→ **WRITTEN EXERCISE**:
Exactly repeat the material, dropping only the pictures.

→ **GIVEN RECORDS**:
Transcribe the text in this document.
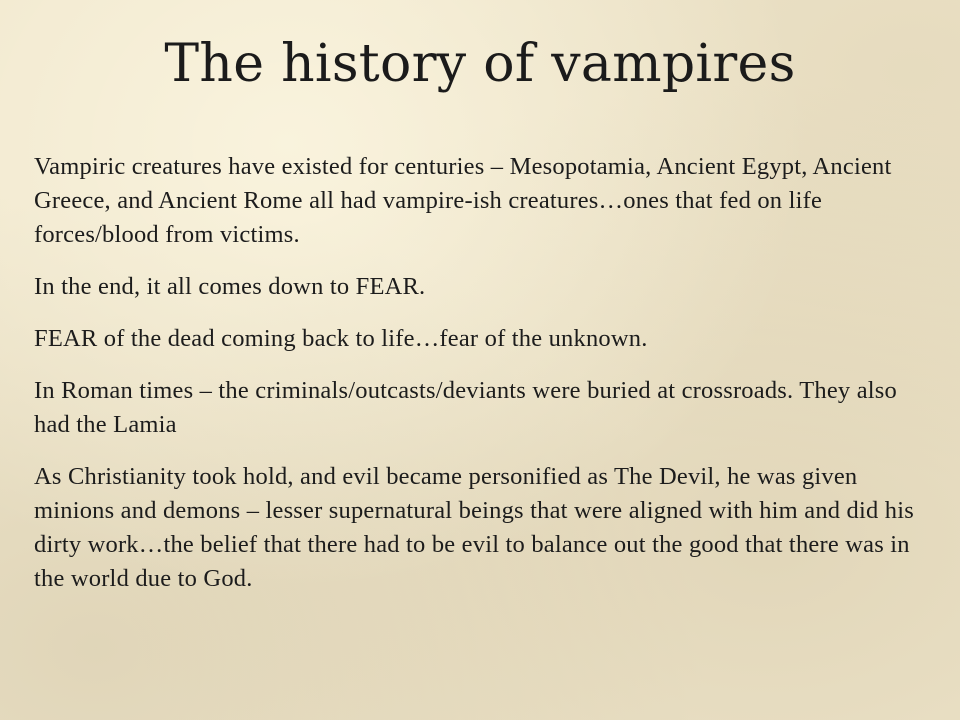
The history of vampires

Vampiric creatures have existed for centuries – Mesopotamia, Ancient Egypt, Ancient Greece, and Ancient Rome all had vampire-ish creatures…ones that fed on life forces/blood from victims.

In the end, it all comes down to FEAR.

FEAR of the dead coming back to life…fear of the unknown.

In Roman times – the criminals/outcasts/deviants were buried at crossroads. They also had the Lamia

As Christianity took hold, and evil became personified as The Devil, he was given minions and demons – lesser supernatural beings that were aligned with him and did his dirty work…the belief that there had to be evil to balance out the good that there was in the world due to God.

→ **CORRECT ANSWER**:
Transcribe the text in this document.
The history of vampires

Vampiric creatures have existed for centuries – Mesopotamia, Ancient Egypt, Ancient Greece, and Ancient Rome all had vampire-ish creatures…ones that fed on life forces/blood from victims.

In the end, it all comes down to FEAR.

FEAR of the dead coming back to life…fear of the unknown.

In Roman times – the criminals/outcasts/deviants were buried at crossroads. They also had the Lamia

As Christianity took hold, and evil became personified as The Devil, he was given minions and demons – lesser supernatural beings that were aligned with him and did his dirty work…the belief that there had to be evil to balance out the good that there was in the world due to God.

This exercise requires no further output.